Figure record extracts

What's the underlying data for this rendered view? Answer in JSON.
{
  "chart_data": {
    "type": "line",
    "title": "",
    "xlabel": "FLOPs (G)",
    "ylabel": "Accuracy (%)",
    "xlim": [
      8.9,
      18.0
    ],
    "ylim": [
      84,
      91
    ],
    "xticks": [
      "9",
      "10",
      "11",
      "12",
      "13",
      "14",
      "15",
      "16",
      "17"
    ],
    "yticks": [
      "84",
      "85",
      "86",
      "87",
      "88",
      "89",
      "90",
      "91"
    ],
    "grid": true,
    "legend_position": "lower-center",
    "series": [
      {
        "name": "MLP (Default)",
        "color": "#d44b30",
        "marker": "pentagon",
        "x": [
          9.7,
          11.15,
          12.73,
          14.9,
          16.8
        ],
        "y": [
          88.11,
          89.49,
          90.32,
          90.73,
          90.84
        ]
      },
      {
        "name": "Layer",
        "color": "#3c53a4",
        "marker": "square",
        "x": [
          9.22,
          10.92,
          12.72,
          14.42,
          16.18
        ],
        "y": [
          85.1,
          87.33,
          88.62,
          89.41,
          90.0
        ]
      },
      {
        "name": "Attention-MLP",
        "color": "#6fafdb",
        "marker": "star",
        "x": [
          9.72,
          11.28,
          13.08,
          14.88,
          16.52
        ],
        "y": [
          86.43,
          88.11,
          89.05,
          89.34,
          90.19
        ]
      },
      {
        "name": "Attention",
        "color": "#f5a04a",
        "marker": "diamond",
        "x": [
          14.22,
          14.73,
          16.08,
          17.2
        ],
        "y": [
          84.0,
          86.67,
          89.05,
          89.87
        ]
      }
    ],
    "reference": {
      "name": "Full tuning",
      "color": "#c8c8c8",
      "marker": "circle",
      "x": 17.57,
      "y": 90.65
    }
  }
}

...

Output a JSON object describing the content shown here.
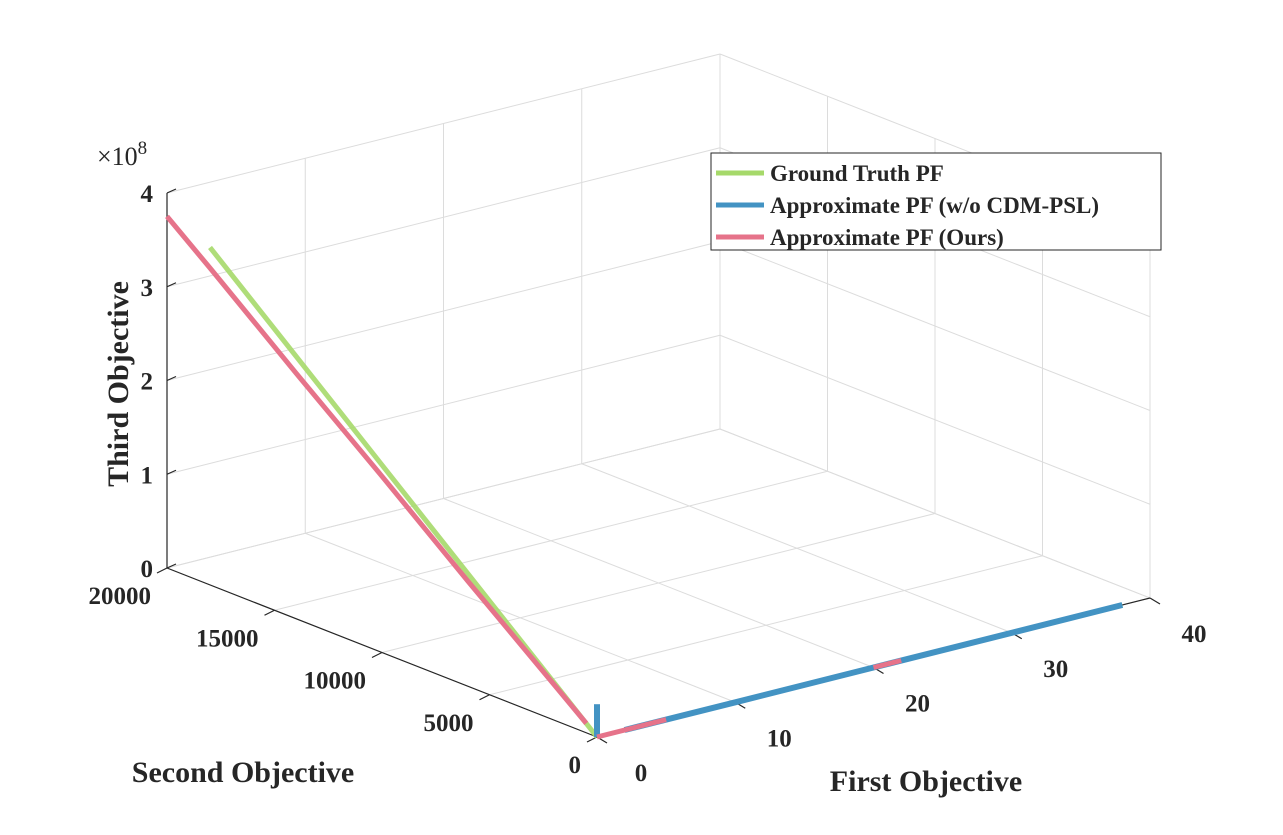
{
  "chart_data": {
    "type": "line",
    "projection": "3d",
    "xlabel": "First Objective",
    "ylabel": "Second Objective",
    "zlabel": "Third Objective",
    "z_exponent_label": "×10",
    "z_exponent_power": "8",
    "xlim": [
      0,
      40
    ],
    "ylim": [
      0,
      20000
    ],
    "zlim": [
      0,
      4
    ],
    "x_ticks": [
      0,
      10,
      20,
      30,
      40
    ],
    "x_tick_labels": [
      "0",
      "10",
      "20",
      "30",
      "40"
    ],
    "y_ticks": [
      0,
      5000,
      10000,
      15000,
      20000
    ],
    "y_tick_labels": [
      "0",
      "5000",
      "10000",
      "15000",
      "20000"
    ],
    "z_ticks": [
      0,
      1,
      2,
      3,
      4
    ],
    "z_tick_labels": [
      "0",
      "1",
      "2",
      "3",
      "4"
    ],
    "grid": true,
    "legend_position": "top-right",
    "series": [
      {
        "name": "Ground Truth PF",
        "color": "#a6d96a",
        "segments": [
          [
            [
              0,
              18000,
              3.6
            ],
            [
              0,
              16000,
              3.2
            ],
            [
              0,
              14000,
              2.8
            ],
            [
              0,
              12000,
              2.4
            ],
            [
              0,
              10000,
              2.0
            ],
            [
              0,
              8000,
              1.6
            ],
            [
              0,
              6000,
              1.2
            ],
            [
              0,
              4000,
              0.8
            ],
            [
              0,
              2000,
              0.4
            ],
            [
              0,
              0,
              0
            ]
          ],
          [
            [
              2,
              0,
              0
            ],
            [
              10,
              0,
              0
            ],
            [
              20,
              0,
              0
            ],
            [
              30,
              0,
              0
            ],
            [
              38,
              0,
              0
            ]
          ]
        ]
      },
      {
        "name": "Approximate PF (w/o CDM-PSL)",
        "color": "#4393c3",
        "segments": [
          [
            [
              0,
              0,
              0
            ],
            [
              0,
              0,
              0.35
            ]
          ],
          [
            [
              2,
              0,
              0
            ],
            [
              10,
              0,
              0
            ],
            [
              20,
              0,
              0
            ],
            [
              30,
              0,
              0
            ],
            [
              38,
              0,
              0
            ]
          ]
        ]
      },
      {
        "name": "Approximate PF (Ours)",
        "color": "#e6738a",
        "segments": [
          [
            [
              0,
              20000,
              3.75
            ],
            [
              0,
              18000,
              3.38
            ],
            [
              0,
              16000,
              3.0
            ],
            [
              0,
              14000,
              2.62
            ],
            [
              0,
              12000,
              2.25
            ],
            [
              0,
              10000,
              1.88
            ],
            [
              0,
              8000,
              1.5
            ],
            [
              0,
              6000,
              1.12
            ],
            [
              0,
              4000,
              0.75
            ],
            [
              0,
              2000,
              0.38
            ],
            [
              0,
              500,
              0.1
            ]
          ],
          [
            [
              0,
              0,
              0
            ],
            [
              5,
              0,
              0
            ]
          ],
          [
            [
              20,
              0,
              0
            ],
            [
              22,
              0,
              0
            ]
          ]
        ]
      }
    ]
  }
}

* _Aim of the task_:
Which lines above contain "JSON"? Show each of them.

* _Response for this exercise_:
What's the underlying data for this rendered view? Answer in JSON.
Output a JSON object describing the content shown here.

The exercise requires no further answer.